◆ THE TASK:
Check every line of the entries that follow, and copy the ones containing "series".

☆ ☆ ☆

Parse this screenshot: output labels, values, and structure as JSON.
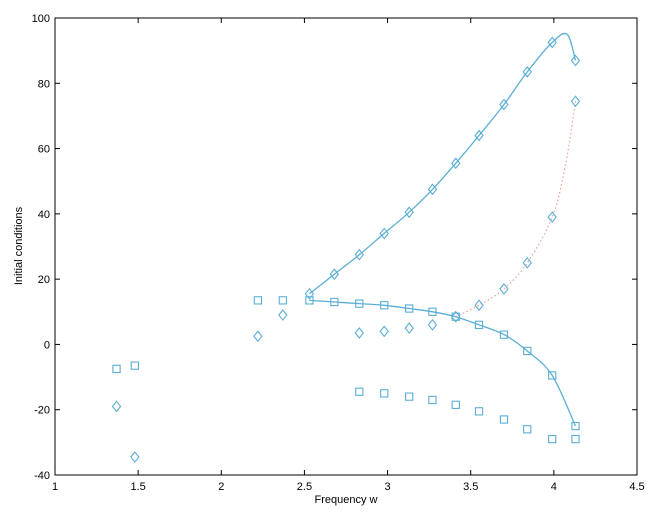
{
  "chart_data": {
    "type": "scatter",
    "title": "",
    "xlabel": "Frequency w",
    "ylabel": "Initial conditions",
    "xlim": [
      1,
      4.5
    ],
    "ylim": [
      -40,
      100
    ],
    "xticks": [
      1,
      1.5,
      2,
      2.5,
      3,
      3.5,
      4,
      4.5
    ],
    "xtick_labels": [
      "1",
      "1.5",
      "2",
      "2.5",
      "3",
      "3.5",
      "4",
      "4.5"
    ],
    "yticks": [
      -40,
      -20,
      0,
      20,
      40,
      60,
      80,
      100
    ],
    "ytick_labels": [
      "-40",
      "-20",
      "0",
      "20",
      "40",
      "60",
      "80",
      "100"
    ],
    "grid": false,
    "legend": "none",
    "colors": {
      "series": "#5aaed6",
      "dotted": "#e8a0a0",
      "axes": "#000000"
    },
    "series": [
      {
        "marker": "diamond",
        "points": [
          [
            1.37,
            -19
          ],
          [
            1.48,
            -34.5
          ],
          [
            2.22,
            2.5
          ],
          [
            2.37,
            9
          ],
          [
            2.53,
            15.5
          ],
          [
            2.68,
            21.5
          ],
          [
            2.83,
            27.5
          ],
          [
            2.98,
            34
          ],
          [
            3.13,
            40.5
          ],
          [
            3.27,
            47.5
          ],
          [
            3.41,
            55.5
          ],
          [
            3.55,
            64
          ],
          [
            3.7,
            73.5
          ],
          [
            3.84,
            83.5
          ],
          [
            3.99,
            92.5
          ],
          [
            4.13,
            87
          ],
          [
            2.83,
            3.5
          ],
          [
            2.98,
            4
          ],
          [
            3.13,
            5
          ],
          [
            3.27,
            6
          ],
          [
            3.41,
            8.5
          ],
          [
            3.55,
            12
          ],
          [
            3.7,
            17
          ],
          [
            3.84,
            25
          ],
          [
            3.99,
            39
          ],
          [
            4.13,
            74.5
          ]
        ]
      },
      {
        "marker": "square",
        "points": [
          [
            1.37,
            -7.5
          ],
          [
            1.48,
            -6.5
          ],
          [
            2.22,
            13.5
          ],
          [
            2.37,
            13.5
          ],
          [
            2.53,
            13.5
          ],
          [
            2.68,
            13
          ],
          [
            2.83,
            12.5
          ],
          [
            2.98,
            12
          ],
          [
            3.13,
            11
          ],
          [
            3.27,
            10
          ],
          [
            3.41,
            8.5
          ],
          [
            3.55,
            6
          ],
          [
            3.7,
            3
          ],
          [
            3.84,
            -2
          ],
          [
            3.99,
            -9.5
          ],
          [
            4.13,
            -25
          ],
          [
            2.83,
            -14.5
          ],
          [
            2.98,
            -15
          ],
          [
            3.13,
            -16
          ],
          [
            3.27,
            -17
          ],
          [
            3.41,
            -18.5
          ],
          [
            3.55,
            -20.5
          ],
          [
            3.7,
            -23
          ],
          [
            3.84,
            -26
          ],
          [
            3.99,
            -29
          ],
          [
            4.13,
            -29
          ]
        ]
      }
    ],
    "curves": [
      {
        "style": "solid",
        "points": [
          [
            2.53,
            15.5
          ],
          [
            2.68,
            21.5
          ],
          [
            2.83,
            27.5
          ],
          [
            2.98,
            34
          ],
          [
            3.13,
            40.5
          ],
          [
            3.27,
            47.5
          ],
          [
            3.41,
            55.5
          ],
          [
            3.55,
            64
          ],
          [
            3.7,
            73.5
          ],
          [
            3.84,
            83.5
          ],
          [
            3.99,
            92.5
          ],
          [
            4.08,
            95
          ],
          [
            4.13,
            87
          ]
        ]
      },
      {
        "style": "solid",
        "points": [
          [
            2.53,
            13.5
          ],
          [
            2.68,
            13
          ],
          [
            2.83,
            12.5
          ],
          [
            2.98,
            12
          ],
          [
            3.13,
            11
          ],
          [
            3.27,
            10
          ],
          [
            3.41,
            8.5
          ],
          [
            3.55,
            6
          ],
          [
            3.7,
            3
          ],
          [
            3.84,
            -2
          ],
          [
            3.99,
            -9.5
          ],
          [
            4.13,
            -25
          ]
        ]
      },
      {
        "style": "dotted",
        "points": [
          [
            3.41,
            8.5
          ],
          [
            3.55,
            12
          ],
          [
            3.7,
            17
          ],
          [
            3.84,
            25
          ],
          [
            3.99,
            39
          ],
          [
            4.07,
            55
          ],
          [
            4.13,
            74.5
          ]
        ]
      }
    ]
  }
}
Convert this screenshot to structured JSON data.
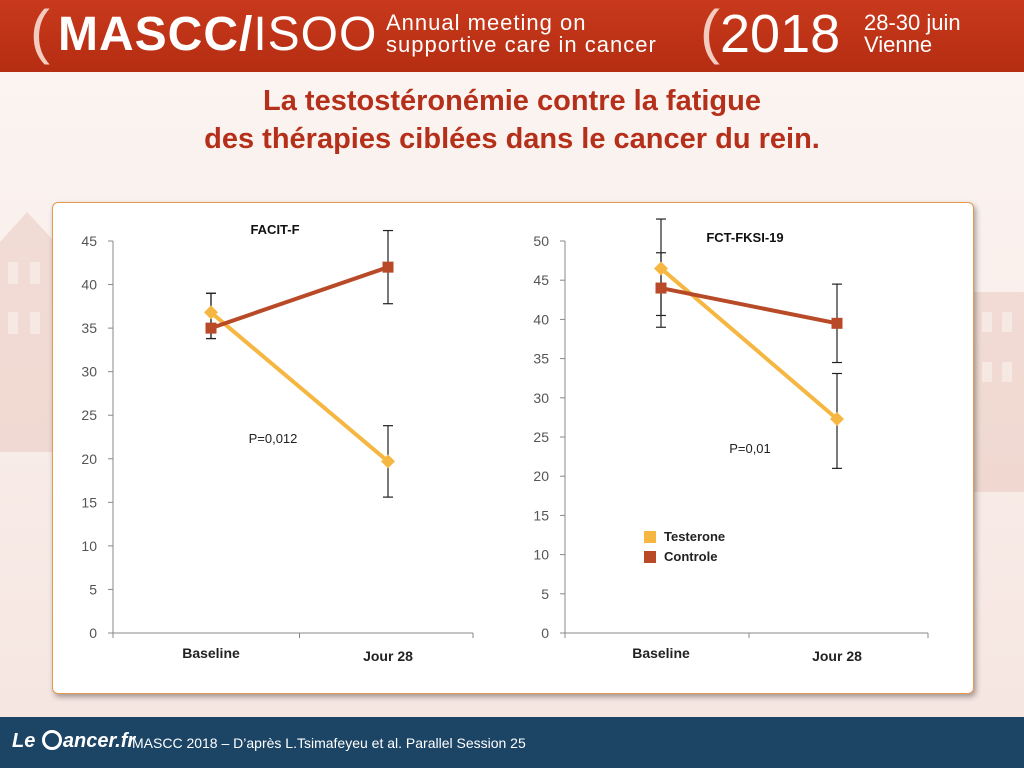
{
  "banner": {
    "org_bold": "MASCC/",
    "org_light": "ISOO",
    "subtitle_line1": "Annual meeting on",
    "subtitle_line2": "supportive care in cancer",
    "year": "2018",
    "dates_line1": "28-30 juin",
    "dates_line2": "Vienne"
  },
  "slide": {
    "title_line1": "La testostéronémie contre la fatigue",
    "title_line2": "des thérapies ciblées dans le cancer du rein."
  },
  "chart_data": [
    {
      "type": "line",
      "title": "FACIT-F",
      "categories": [
        "Baseline",
        "Jour 28"
      ],
      "ylim": [
        0,
        45
      ],
      "yticks": [
        0,
        5,
        10,
        15,
        20,
        25,
        30,
        35,
        40,
        45
      ],
      "annotation": "P=0,012",
      "series": [
        {
          "name": "Testerone",
          "color": "#f6b742",
          "values": [
            36.8,
            19.7
          ],
          "err_low": [
            33.8,
            15.6
          ],
          "err_high": [
            39.0,
            23.8
          ]
        },
        {
          "name": "Controle",
          "color": "#b84a28",
          "values": [
            35.0,
            42.0
          ],
          "err_low": [
            33.8,
            37.8
          ],
          "err_high": [
            39.0,
            46.2
          ]
        }
      ]
    },
    {
      "type": "line",
      "title": "FCT-FKSI-19",
      "categories": [
        "Baseline",
        "Jour 28"
      ],
      "ylim": [
        0,
        50
      ],
      "yticks": [
        0,
        5,
        10,
        15,
        20,
        25,
        30,
        35,
        40,
        45,
        50
      ],
      "annotation": "P=0,01",
      "legend_position": "bottom-left",
      "series": [
        {
          "name": "Testerone",
          "color": "#f6b742",
          "values": [
            46.5,
            27.3
          ],
          "err_low": [
            39.0,
            21.0
          ],
          "err_high": [
            52.8,
            33.1
          ]
        },
        {
          "name": "Controle",
          "color": "#b84a28",
          "values": [
            44.0,
            39.5
          ],
          "err_low": [
            40.5,
            34.5
          ],
          "err_high": [
            48.5,
            44.5
          ]
        }
      ]
    }
  ],
  "footer": {
    "logo_left": "Le ",
    "logo_right": "ancer.fr",
    "credit": "MASCC 2018 – D’après L.Tsimafeyeu et al. Parallel Session 25"
  }
}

☆ ☆ ☆

◆ THE RESULT:
      "series": "#5aaed6",
    "series": [
      "series": [
      "series": [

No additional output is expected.